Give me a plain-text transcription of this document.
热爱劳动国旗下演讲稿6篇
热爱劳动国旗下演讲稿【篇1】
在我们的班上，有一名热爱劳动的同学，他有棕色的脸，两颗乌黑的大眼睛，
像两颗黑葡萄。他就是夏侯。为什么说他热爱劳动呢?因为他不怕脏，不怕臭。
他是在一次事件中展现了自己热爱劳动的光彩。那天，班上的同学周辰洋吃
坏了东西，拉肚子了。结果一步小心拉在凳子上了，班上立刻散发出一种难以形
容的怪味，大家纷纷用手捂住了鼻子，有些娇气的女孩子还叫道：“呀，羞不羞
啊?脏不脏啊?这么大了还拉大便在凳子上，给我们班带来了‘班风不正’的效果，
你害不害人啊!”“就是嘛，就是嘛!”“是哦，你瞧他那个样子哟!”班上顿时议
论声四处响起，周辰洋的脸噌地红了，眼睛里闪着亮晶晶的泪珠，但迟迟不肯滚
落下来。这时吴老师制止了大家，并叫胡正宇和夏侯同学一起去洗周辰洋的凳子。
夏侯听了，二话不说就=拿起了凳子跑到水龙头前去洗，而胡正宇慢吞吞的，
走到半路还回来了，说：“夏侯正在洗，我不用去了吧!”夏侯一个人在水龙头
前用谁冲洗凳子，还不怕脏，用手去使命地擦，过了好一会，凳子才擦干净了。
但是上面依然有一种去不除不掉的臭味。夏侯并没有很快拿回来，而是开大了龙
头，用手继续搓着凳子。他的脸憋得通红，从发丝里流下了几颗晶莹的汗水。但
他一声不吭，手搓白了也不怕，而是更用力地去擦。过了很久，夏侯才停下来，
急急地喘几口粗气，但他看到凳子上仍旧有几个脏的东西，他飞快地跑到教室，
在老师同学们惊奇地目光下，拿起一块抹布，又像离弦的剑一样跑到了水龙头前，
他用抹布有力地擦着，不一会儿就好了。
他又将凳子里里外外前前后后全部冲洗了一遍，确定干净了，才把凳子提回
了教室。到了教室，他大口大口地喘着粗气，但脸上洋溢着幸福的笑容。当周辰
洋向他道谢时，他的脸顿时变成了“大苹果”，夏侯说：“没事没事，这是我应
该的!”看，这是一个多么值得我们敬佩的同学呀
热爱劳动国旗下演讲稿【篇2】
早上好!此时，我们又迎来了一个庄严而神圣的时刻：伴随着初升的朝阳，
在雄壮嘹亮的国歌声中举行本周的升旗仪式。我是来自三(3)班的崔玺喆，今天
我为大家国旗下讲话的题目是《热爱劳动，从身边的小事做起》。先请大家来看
+ + + +
§ **Work to do**
Every line above should be retyped exactly as given.

§ **Final result**
Give me a plain-text transcription of this document.
热爱劳动国旗下演讲稿6篇
热爱劳动国旗下演讲稿【篇1】
在我们的班上，有一名热爱劳动的同学，他有棕色的脸，两颗乌黑的大眼睛，
像两颗黑葡萄。他就是夏侯。为什么说他热爱劳动呢?因为他不怕脏，不怕臭。
他是在一次事件中展现了自己热爱劳动的光彩。那天，班上的同学周辰洋吃
坏了东西，拉肚子了。结果一步小心拉在凳子上了，班上立刻散发出一种难以形
容的怪味，大家纷纷用手捂住了鼻子，有些娇气的女孩子还叫道：“呀，羞不羞
啊?脏不脏啊?这么大了还拉大便在凳子上，给我们班带来了‘班风不正’的效果，
你害不害人啊!”“就是嘛，就是嘛!”“是哦，你瞧他那个样子哟!”班上顿时议
论声四处响起，周辰洋的脸噌地红了，眼睛里闪着亮晶晶的泪珠，但迟迟不肯滚
落下来。这时吴老师制止了大家，并叫胡正宇和夏侯同学一起去洗周辰洋的凳子。
夏侯听了，二话不说就=拿起了凳子跑到水龙头前去洗，而胡正宇慢吞吞的，
走到半路还回来了，说：“夏侯正在洗，我不用去了吧!”夏侯一个人在水龙头
前用谁冲洗凳子，还不怕脏，用手去使命地擦，过了好一会，凳子才擦干净了。
但是上面依然有一种去不除不掉的臭味。夏侯并没有很快拿回来，而是开大了龙
头，用手继续搓着凳子。他的脸憋得通红，从发丝里流下了几颗晶莹的汗水。但
他一声不吭，手搓白了也不怕，而是更用力地去擦。过了很久，夏侯才停下来，
急急地喘几口粗气，但他看到凳子上仍旧有几个脏的东西，他飞快地跑到教室，
在老师同学们惊奇地目光下，拿起一块抹布，又像离弦的剑一样跑到了水龙头前，
他用抹布有力地擦着，不一会儿就好了。
他又将凳子里里外外前前后后全部冲洗了一遍，确定干净了，才把凳子提回
了教室。到了教室，他大口大口地喘着粗气，但脸上洋溢着幸福的笑容。当周辰
洋向他道谢时，他的脸顿时变成了“大苹果”，夏侯说：“没事没事，这是我应
该的!”看，这是一个多么值得我们敬佩的同学呀
热爱劳动国旗下演讲稿【篇2】
早上好!此时，我们又迎来了一个庄严而神圣的时刻：伴随着初升的朝阳，
在雄壮嘹亮的国歌声中举行本周的升旗仪式。我是来自三(3)班的崔玺喆，今天
我为大家国旗下讲话的题目是《热爱劳动，从身边的小事做起》。先请大家来看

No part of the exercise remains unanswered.